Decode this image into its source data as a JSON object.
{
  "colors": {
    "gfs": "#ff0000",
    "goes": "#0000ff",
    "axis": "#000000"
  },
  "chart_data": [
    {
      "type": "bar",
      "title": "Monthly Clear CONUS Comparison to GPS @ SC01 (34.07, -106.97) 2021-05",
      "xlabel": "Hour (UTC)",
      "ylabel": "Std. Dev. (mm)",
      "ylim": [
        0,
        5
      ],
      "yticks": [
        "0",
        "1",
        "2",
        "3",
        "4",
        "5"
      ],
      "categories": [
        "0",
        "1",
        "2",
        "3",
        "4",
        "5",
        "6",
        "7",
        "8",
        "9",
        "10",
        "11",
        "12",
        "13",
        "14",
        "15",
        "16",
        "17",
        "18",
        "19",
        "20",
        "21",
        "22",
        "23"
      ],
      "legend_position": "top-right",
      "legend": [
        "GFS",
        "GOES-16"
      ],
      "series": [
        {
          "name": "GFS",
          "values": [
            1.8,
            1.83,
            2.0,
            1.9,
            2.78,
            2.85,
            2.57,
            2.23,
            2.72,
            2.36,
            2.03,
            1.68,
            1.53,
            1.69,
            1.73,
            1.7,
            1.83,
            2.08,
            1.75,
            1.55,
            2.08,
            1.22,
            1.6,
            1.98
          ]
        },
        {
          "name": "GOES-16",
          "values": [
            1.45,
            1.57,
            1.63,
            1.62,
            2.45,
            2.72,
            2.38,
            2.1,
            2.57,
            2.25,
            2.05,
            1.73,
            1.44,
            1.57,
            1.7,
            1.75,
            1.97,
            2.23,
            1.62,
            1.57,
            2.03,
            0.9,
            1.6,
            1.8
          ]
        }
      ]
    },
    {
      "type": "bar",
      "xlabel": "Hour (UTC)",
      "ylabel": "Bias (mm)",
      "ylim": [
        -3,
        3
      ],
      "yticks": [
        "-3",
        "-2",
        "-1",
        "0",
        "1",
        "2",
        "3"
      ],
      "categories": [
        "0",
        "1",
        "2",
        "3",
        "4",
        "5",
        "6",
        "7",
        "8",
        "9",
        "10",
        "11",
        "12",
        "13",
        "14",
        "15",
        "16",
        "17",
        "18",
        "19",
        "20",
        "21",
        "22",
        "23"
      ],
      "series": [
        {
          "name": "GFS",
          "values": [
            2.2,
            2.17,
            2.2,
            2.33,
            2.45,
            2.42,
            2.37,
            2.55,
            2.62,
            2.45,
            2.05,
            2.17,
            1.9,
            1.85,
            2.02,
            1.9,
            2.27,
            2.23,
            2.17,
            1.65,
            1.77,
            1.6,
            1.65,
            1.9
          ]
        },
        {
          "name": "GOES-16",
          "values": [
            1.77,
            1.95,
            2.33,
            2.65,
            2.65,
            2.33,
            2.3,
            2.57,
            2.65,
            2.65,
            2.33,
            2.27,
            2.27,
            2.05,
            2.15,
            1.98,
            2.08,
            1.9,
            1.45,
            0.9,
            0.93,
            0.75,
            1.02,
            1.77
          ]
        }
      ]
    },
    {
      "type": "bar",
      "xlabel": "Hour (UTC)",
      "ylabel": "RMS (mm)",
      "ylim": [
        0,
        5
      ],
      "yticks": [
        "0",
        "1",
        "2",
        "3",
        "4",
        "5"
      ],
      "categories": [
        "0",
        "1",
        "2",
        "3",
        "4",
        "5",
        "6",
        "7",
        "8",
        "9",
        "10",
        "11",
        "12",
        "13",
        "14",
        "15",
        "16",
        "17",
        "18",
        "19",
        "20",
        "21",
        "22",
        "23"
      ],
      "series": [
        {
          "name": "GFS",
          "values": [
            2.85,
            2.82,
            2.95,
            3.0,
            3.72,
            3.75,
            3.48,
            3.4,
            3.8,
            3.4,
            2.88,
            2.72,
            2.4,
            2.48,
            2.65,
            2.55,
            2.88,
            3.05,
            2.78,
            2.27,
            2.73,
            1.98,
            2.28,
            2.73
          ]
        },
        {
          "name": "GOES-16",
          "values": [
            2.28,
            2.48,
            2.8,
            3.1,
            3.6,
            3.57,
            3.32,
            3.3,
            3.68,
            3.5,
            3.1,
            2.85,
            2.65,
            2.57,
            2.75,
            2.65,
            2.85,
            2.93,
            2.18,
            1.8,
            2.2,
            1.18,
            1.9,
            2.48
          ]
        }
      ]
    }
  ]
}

*-*-*

> Your task: Write out all records exactly, keeping every detail.

> The solution:
Decode this image into its source data as a JSON object.
{
  "colors": {
    "gfs": "#ff0000",
    "goes": "#0000ff",
    "axis": "#000000"
  },
  "chart_data": [
    {
      "type": "bar",
      "title": "Monthly Clear CONUS Comparison to GPS @ SC01 (34.07, -106.97) 2021-05",
      "xlabel": "Hour (UTC)",
      "ylabel": "Std. Dev. (mm)",
      "ylim": [
        0,
        5
      ],
      "yticks": [
        "0",
        "1",
        "2",
        "3",
        "4",
        "5"
      ],
      "categories": [
        "0",
        "1",
        "2",
        "3",
        "4",
        "5",
        "6",
        "7",
        "8",
        "9",
        "10",
        "11",
        "12",
        "13",
        "14",
        "15",
        "16",
        "17",
        "18",
        "19",
        "20",
        "21",
        "22",
        "23"
      ],
      "legend_position": "top-right",
      "legend": [
        "GFS",
        "GOES-16"
      ],
      "series": [
        {
          "name": "GFS",
          "values": [
            1.8,
            1.83,
            2.0,
            1.9,
            2.78,
            2.85,
            2.57,
            2.23,
            2.72,
            2.36,
            2.03,
            1.68,
            1.53,
            1.69,
            1.73,
            1.7,
            1.83,
            2.08,
            1.75,
            1.55,
            2.08,
            1.22,
            1.6,
            1.98
          ]
        },
        {
          "name": "GOES-16",
          "values": [
            1.45,
            1.57,
            1.63,
            1.62,
            2.45,
            2.72,
            2.38,
            2.1,
            2.57,
            2.25,
            2.05,
            1.73,
            1.44,
            1.57,
            1.7,
            1.75,
            1.97,
            2.23,
            1.62,
            1.57,
            2.03,
            0.9,
            1.6,
            1.8
          ]
        }
      ]
    },
    {
      "type": "bar",
      "xlabel": "Hour (UTC)",
      "ylabel": "Bias (mm)",
      "ylim": [
        -3,
        3
      ],
      "yticks": [
        "-3",
        "-2",
        "-1",
        "0",
        "1",
        "2",
        "3"
      ],
      "categories": [
        "0",
        "1",
        "2",
        "3",
        "4",
        "5",
        "6",
        "7",
        "8",
        "9",
        "10",
        "11",
        "12",
        "13",
        "14",
        "15",
        "16",
        "17",
        "18",
        "19",
        "20",
        "21",
        "22",
        "23"
      ],
      "series": [
        {
          "name": "GFS",
          "values": [
            2.2,
            2.17,
            2.2,
            2.33,
            2.45,
            2.42,
            2.37,
            2.55,
            2.62,
            2.45,
            2.05,
            2.17,
            1.9,
            1.85,
            2.02,
            1.9,
            2.27,
            2.23,
            2.17,
            1.65,
            1.77,
            1.6,
            1.65,
            1.9
          ]
        },
        {
          "name": "GOES-16",
          "values": [
            1.77,
            1.95,
            2.33,
            2.65,
            2.65,
            2.33,
            2.3,
            2.57,
            2.65,
            2.65,
            2.33,
            2.27,
            2.27,
            2.05,
            2.15,
            1.98,
            2.08,
            1.9,
            1.45,
            0.9,
            0.93,
            0.75,
            1.02,
            1.77
          ]
        }
      ]
    },
    {
      "type": "bar",
      "xlabel": "Hour (UTC)",
      "ylabel": "RMS (mm)",
      "ylim": [
        0,
        5
      ],
      "yticks": [
        "0",
        "1",
        "2",
        "3",
        "4",
        "5"
      ],
      "categories": [
        "0",
        "1",
        "2",
        "3",
        "4",
        "5",
        "6",
        "7",
        "8",
        "9",
        "10",
        "11",
        "12",
        "13",
        "14",
        "15",
        "16",
        "17",
        "18",
        "19",
        "20",
        "21",
        "22",
        "23"
      ],
      "series": [
        {
          "name": "GFS",
          "values": [
            2.85,
            2.82,
            2.95,
            3.0,
            3.72,
            3.75,
            3.48,
            3.4,
            3.8,
            3.4,
            2.88,
            2.72,
            2.4,
            2.48,
            2.65,
            2.55,
            2.88,
            3.05,
            2.78,
            2.27,
            2.73,
            1.98,
            2.28,
            2.73
          ]
        },
        {
          "name": "GOES-16",
          "values": [
            2.28,
            2.48,
            2.8,
            3.1,
            3.6,
            3.57,
            3.32,
            3.3,
            3.68,
            3.5,
            3.1,
            2.85,
            2.65,
            2.57,
            2.75,
            2.65,
            2.85,
            2.93,
            2.18,
            1.8,
            2.2,
            1.18,
            1.9,
            2.48
          ]
        }
      ]
    }
  ]
}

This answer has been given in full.